• [AIM OF THE TASK] Below is a set of records; restate each one word for word.

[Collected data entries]

○ ○ ○

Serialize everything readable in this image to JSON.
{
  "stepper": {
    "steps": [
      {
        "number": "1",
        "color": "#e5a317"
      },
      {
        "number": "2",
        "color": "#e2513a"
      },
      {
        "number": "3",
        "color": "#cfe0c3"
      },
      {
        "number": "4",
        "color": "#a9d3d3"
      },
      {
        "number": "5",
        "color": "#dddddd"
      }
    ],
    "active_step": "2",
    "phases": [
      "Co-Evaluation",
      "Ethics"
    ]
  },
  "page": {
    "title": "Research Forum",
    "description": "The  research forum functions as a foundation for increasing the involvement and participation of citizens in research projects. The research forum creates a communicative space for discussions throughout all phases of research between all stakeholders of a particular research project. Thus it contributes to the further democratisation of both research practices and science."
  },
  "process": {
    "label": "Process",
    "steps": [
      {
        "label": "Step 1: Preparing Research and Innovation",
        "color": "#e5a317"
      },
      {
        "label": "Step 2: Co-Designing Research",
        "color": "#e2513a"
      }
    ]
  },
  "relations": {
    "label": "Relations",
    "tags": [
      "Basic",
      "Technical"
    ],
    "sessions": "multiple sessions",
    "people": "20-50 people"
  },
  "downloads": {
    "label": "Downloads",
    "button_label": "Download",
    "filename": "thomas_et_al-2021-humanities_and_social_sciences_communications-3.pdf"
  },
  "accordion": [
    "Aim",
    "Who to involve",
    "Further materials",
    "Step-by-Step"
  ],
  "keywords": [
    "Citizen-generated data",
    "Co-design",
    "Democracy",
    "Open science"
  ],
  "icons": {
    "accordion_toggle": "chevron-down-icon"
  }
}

○ ○ ○

• [FULL RESPONSE]
Serialize everything readable in this image to JSON.
{
  "stepper": {
    "steps": [
      {
        "number": "1",
        "color": "#e5a317"
      },
      {
        "number": "2",
        "color": "#e2513a"
      },
      {
        "number": "3",
        "color": "#cfe0c3"
      },
      {
        "number": "4",
        "color": "#a9d3d3"
      },
      {
        "number": "5",
        "color": "#dddddd"
      }
    ],
    "active_step": "2",
    "phases": [
      "Co-Evaluation",
      "Ethics"
    ]
  },
  "page": {
    "title": "Research Forum",
    "description": "The  research forum functions as a foundation for increasing the involvement and participation of citizens in research projects. The research forum creates a communicative space for discussions throughout all phases of research between all stakeholders of a particular research project. Thus it contributes to the further democratisation of both research practices and science."
  },
  "process": {
    "label": "Process",
    "steps": [
      {
        "label": "Step 1: Preparing Research and Innovation",
        "color": "#e5a317"
      },
      {
        "label": "Step 2: Co-Designing Research",
        "color": "#e2513a"
      }
    ]
  },
  "relations": {
    "label": "Relations",
    "tags": [
      "Basic",
      "Technical"
    ],
    "sessions": "multiple sessions",
    "people": "20-50 people"
  },
  "downloads": {
    "label": "Downloads",
    "button_label": "Download",
    "filename": "thomas_et_al-2021-humanities_and_social_sciences_communications-3.pdf"
  },
  "accordion": [
    "Aim",
    "Who to involve",
    "Further materials",
    "Step-by-Step"
  ],
  "keywords": [
    "Citizen-generated data",
    "Co-design",
    "Democracy",
    "Open science"
  ],
  "icons": {
    "accordion_toggle": "chevron-down-icon"
  }
}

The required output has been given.